Exercise requirements –
Only the lines holding the string "HIPS" are needed. Copy each one.

## Begin The input

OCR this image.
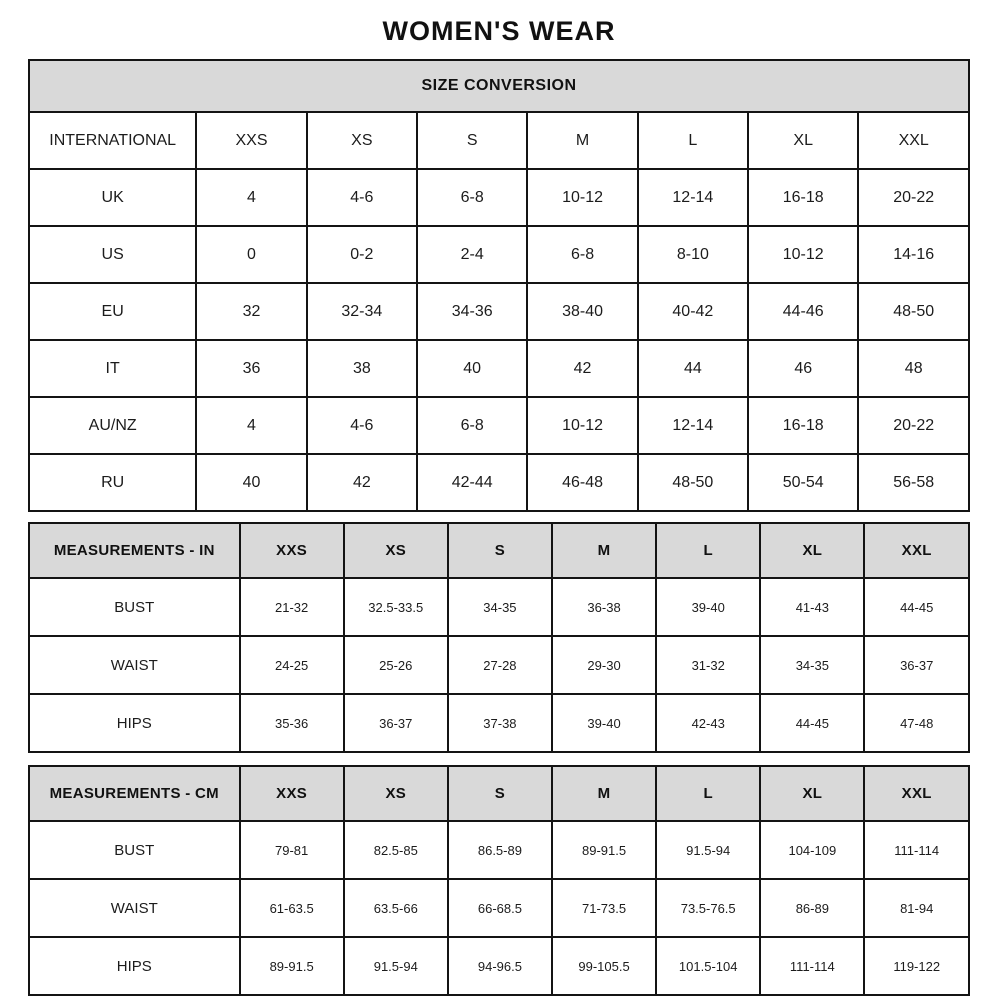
WOMEN'S WEAR
SIZE CONVERSION							
INTERNATIONAL	XXS	XS	S	M	L	XL	XXL
UK	4	4-6	6-8	10-12	12-14	16-18	20-22
US	0	0-2	2-4	6-8	8-10	10-12	14-16
EU	32	32-34	34-36	38-40	40-42	44-46	48-50
IT	36	38	40	42	44	46	48
AU/NZ	4	4-6	6-8	10-12	12-14	16-18	20-22
RU	40	42	42-44	46-48	48-50	50-54	56-58
MEASUREMENTS - IN	XXS	XS	S	M	L	XL	XXL
BUST	21-32	32.5-33.5	34-35	36-38	39-40	41-43	44-45
WAIST	24-25	25-26	27-28	29-30	31-32	34-35	36-37
HIPS	35-36	36-37	37-38	39-40	42-43	44-45	47-48
MEASUREMENTS - CM	XXS	XS	S	M	L	XL	XXL
BUST	79-81	82.5-85	86.5-89	89-91.5	91.5-94	104-109	111-114
WAIST	61-63.5	63.5-66	66-68.5	71-73.5	73.5-76.5	86-89	81-94
HIPS	89-91.5	91.5-94	94-96.5	99-105.5	101.5-104	111-114	119-122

## End The input

Final result –
HIPS	35-36	36-37	37-38	39-40	42-43	44-45	47-48
HIPS	89-91.5	91.5-94	94-96.5	99-105.5	101.5-104	111-114	119-122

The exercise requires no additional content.